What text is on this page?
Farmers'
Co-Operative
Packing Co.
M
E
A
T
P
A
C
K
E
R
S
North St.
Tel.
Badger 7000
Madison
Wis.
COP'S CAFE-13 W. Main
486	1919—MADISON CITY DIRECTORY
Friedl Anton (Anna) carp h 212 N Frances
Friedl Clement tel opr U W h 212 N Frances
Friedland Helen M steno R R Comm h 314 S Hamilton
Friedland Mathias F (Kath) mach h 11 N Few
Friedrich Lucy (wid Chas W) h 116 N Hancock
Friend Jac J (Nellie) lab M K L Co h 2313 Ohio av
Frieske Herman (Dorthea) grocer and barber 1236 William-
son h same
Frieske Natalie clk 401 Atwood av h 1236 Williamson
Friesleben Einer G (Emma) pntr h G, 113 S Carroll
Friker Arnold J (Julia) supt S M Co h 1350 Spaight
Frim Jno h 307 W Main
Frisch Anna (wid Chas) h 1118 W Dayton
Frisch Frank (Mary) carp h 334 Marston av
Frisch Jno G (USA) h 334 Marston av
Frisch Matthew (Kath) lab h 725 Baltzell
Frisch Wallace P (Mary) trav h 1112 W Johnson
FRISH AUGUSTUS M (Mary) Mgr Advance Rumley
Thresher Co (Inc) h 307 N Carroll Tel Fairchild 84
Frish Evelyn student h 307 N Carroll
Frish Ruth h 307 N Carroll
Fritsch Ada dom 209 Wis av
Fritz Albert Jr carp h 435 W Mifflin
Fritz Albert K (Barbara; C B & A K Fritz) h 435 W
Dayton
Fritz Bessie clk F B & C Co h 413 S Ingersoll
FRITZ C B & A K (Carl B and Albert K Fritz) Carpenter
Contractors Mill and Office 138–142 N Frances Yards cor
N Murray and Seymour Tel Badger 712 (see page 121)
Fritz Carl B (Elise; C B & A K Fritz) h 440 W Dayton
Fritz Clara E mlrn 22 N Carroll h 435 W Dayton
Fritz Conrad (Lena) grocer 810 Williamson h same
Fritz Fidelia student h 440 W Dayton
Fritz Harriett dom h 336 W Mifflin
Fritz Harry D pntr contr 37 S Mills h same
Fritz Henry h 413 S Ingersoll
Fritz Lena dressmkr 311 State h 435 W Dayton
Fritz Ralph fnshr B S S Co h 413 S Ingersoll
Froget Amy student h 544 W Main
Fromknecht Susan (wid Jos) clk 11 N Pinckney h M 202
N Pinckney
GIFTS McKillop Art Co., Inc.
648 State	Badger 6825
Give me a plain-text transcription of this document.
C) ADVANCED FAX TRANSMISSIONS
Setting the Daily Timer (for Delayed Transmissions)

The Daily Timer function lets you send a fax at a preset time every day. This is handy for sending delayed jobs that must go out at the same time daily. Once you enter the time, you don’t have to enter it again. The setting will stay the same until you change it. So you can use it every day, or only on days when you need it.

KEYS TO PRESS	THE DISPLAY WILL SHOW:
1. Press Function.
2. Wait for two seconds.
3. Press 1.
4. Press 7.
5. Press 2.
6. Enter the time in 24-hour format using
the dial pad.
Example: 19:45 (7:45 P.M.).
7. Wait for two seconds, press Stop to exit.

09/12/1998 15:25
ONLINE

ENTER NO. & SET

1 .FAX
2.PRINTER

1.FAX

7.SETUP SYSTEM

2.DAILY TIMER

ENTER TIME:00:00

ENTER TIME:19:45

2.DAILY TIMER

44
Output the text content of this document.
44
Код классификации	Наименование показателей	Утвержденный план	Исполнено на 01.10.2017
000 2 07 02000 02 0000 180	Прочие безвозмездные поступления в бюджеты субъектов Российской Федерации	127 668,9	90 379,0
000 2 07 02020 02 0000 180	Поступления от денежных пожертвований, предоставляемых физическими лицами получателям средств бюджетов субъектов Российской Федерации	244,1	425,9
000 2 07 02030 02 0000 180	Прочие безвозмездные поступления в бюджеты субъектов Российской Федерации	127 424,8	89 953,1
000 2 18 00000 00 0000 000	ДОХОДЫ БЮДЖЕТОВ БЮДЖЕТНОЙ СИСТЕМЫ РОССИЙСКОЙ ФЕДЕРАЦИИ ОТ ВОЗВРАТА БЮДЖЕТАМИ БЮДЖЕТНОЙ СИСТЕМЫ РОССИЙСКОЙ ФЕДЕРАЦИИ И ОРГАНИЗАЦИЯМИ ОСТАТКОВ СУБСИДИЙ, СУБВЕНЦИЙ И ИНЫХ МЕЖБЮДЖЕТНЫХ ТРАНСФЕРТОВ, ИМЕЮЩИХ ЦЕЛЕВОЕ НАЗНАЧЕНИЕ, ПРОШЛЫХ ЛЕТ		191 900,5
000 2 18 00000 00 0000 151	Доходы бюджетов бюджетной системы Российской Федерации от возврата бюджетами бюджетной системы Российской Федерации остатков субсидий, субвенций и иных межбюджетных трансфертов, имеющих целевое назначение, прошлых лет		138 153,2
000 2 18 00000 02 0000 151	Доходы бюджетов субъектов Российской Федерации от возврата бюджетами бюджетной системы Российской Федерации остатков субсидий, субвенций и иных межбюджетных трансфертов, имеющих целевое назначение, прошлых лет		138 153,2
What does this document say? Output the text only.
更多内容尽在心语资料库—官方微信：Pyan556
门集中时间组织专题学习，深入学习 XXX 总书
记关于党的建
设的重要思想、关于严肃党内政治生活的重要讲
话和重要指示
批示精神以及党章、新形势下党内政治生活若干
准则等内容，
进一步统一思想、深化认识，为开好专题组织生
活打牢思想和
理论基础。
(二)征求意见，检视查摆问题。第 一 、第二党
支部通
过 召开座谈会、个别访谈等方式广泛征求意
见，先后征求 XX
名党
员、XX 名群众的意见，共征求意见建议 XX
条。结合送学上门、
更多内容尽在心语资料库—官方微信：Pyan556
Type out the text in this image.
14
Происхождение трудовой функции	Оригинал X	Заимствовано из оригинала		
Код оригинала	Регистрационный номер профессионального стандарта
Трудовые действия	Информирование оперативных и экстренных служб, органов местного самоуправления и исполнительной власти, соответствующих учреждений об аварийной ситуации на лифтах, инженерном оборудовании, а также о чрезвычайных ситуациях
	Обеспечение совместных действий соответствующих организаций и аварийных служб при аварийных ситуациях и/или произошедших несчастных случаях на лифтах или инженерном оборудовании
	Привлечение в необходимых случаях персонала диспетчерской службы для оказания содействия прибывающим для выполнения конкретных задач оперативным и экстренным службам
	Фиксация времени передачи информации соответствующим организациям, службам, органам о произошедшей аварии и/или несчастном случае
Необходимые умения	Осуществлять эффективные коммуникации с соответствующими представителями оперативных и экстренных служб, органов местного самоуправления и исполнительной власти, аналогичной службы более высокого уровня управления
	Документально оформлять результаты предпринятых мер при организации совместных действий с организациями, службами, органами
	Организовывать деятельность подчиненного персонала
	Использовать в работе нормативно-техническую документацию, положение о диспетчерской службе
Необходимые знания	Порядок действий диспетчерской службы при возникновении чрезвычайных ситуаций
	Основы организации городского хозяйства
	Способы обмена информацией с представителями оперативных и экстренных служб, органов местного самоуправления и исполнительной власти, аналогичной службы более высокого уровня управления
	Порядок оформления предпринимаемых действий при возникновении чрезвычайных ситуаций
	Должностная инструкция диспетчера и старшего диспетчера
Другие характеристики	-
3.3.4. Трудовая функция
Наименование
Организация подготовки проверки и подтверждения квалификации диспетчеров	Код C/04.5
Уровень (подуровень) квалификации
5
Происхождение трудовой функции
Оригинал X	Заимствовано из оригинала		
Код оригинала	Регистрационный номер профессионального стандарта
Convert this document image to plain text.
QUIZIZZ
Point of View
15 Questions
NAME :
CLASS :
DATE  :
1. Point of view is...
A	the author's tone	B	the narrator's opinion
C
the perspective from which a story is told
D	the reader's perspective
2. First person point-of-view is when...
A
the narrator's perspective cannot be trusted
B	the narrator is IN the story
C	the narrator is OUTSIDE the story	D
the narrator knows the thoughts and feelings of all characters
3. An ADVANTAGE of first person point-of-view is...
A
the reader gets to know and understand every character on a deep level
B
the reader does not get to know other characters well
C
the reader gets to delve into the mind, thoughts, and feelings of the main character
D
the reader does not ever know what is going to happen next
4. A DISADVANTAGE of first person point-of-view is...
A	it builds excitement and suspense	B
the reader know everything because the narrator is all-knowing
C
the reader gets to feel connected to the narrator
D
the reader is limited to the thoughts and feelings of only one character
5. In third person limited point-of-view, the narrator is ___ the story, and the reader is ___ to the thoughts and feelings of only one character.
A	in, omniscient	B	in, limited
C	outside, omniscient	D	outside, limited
● ● ● ● ● ● ●
**Objective:** Using the listing above, return all lines where the word "Прочие" occurs.

**Complete output:**
000 2 07 02000 02 0000 180	Прочие безвозмездные поступления в бюджеты субъектов Российской Федерации	127 668,9	90 379,0
000 2 07 02030 02 0000 180	Прочие безвозмездные поступления в бюджеты субъектов Российской Федерации	127 424,8	89 953,1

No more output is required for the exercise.